◆ Given passage:
Marvel
Comics was built on titles with a 60-year history, like Fantastic Four, Spider-Man and the Hulk. But some of the characters recently getting attention and lighting up social media have names like Sharon Carter, Jimmy Woo and the Dora Milaje. When "Captain America: The First Avenger" and "Thor" hit theaters a decade ago, the contours of Marvel's plans for a cinematic universe -- building toward the "Avengers" -- took shape. Yet even for those weaned on the comics, the latest phase of Marvel's expansion has been notably defined by the depth of its bench, and the remarkable mileage extracted from less-familiar characters.
The marquee heroes used to launch Marvel onto streaming service Disney+ have been Wanda and the Vision, and the Falcon and the Winter Soldier. Those two projects, however, have been enriched by deftly incorporating peripheral players, eliciting enthusiastic responses from fans.
Wakandan bodyguards the Dora Milaje? Quicksilver? SHIELD agent Sharon Carter, astrophysicist Darcy Lewis, and FBI agent Jimmy Woo? Those personalities and others have cropped up in the Disney+ shows, reflecting the breadth of the Marvel Cinematic Universe, and underscoring the seamless way Marvel has mixed and matched talent in building its interlocking titles.
If Marvel has made this look organic, even easy, it wasn't always thus. Indeed, while one could envision the big-screen possibilities for properties like Spider-Man and X-Men (produced, incidentally, through other studios after Marvel Comics sold off the rights), the further producers reached into the grab bag, the more tenuous the commercial prospects always appeared to become.
From that perspective, the most important movie in building the current Marvel mystique in hindsight might have been "Guardians of the Galaxy," conjuring a major hit out of the spacefaring team of misfits in 2014. If Marvel fans were ready to buy a talking raccoon and tree, the sky -- or rather, universe -- really was the limit.
Marvel followed that the next year with "Ant-Man," which turned the one-time "Saturday Night Live" punchline into an unlikely success; and then demonstrated just how many heroes could be crammed into one movie with "Captain America: Civil War," which featured a battle involving a dozen characters and, among other things, introduced Black Panther before his solo movie in 2018.

◆ Dataset content:
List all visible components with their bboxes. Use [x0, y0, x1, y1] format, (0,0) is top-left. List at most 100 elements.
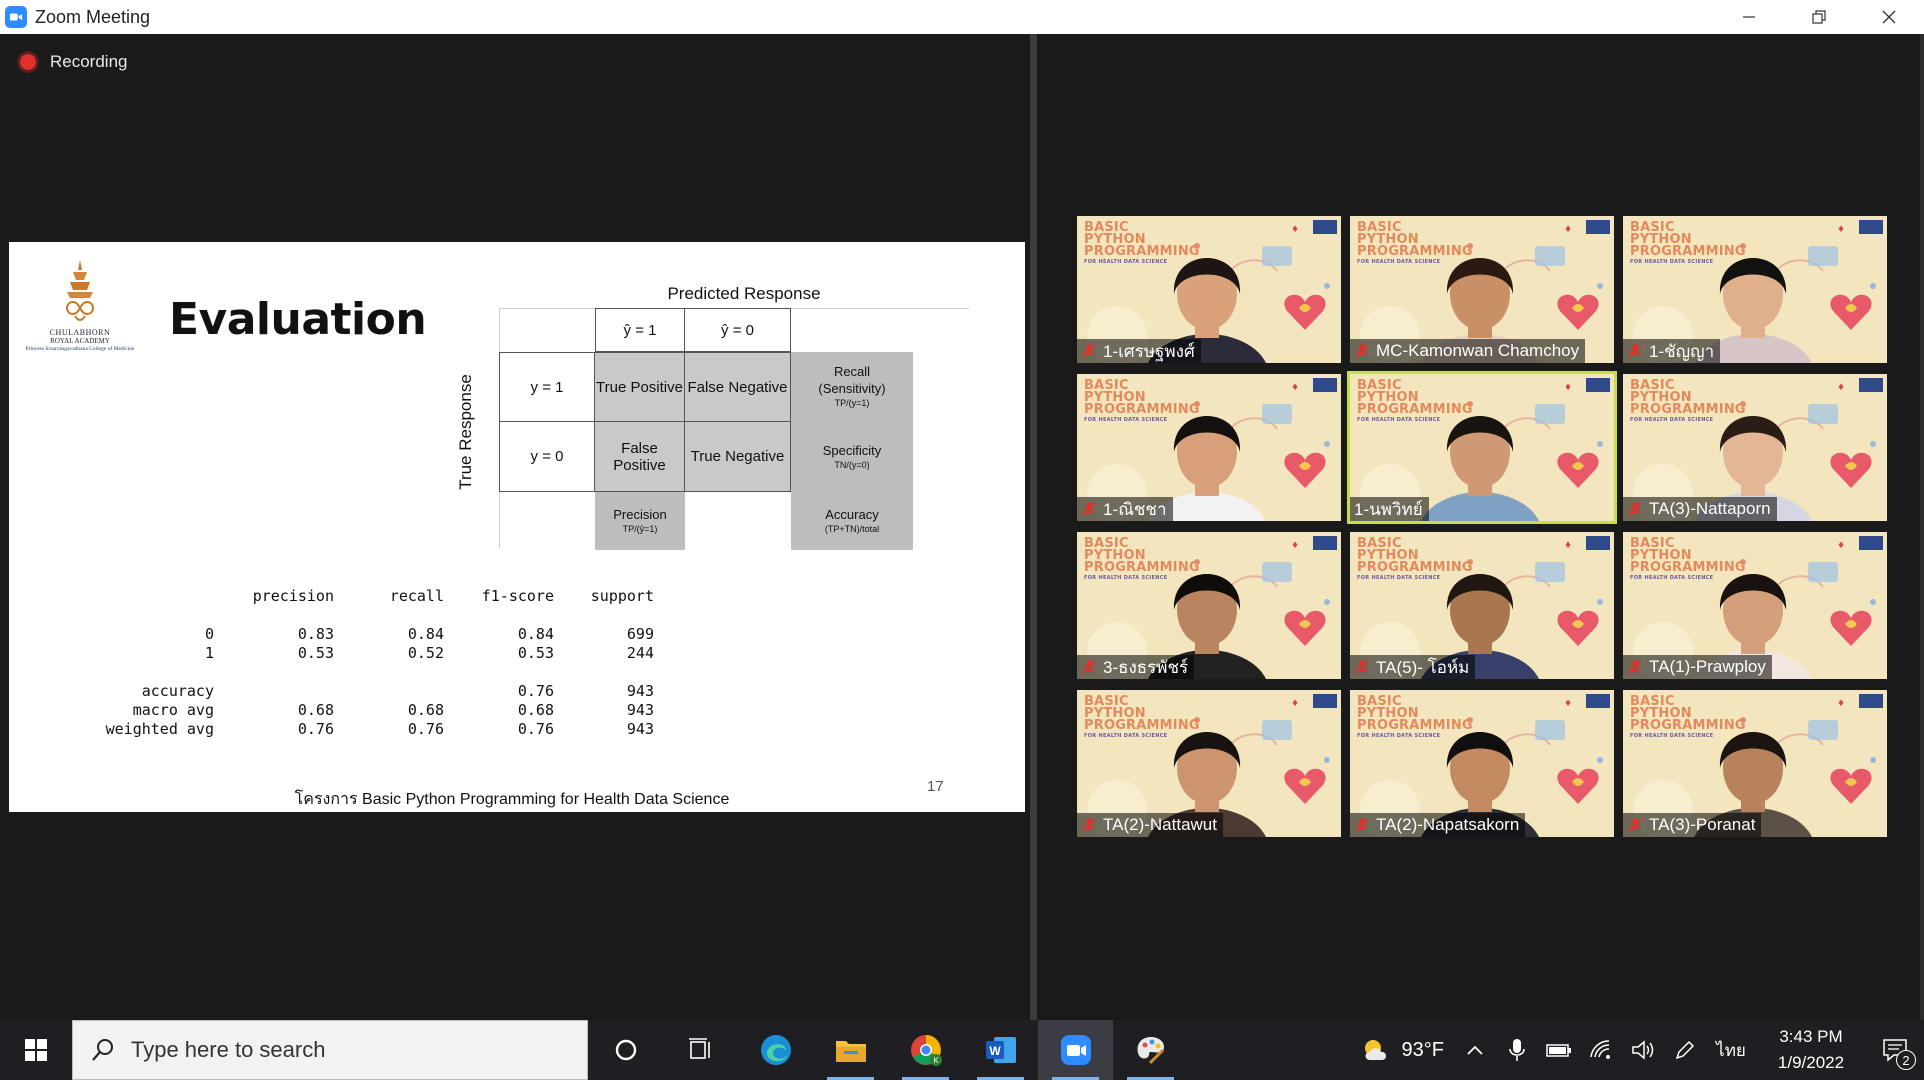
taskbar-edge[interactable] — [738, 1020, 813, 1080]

◆ Given problem 1: Shorten the paragraph of the Marvel article that begins "Wakandan bodyguards the Dora Milaje?" into a bulleted list, keeping its main facts.
◆ Given problem 2: Transcribe word for word everything in the Marvel article from "If Marvel has" down to "appeared to become.".

◆ Written answer 1:
- Characters such as these have appeared in the Disney+ shows:
  - the Dora Milaje, Wakandan bodyguards
  - Quicksilver
  - SHIELD agent Sharon Carter
  - astrophysicist Darcy Lewis
  - FBI agent Jimmy Woo
- Their appearances show how broad the Marvel Cinematic Universe is.
- They also highlight how smoothly Marvel mixes and matches talent across its interlocking titles.

◆ Written answer 2:
If Marvel has made this look organic, even easy, it wasn't always thus. Indeed, while one could envision the big-screen possibilities for properties like Spider-Man and X-Men (produced, incidentally, through other studios after Marvel Comics sold off the rights), the further producers reached into the grab bag, the more tenuous the commercial prospects always appeared to become.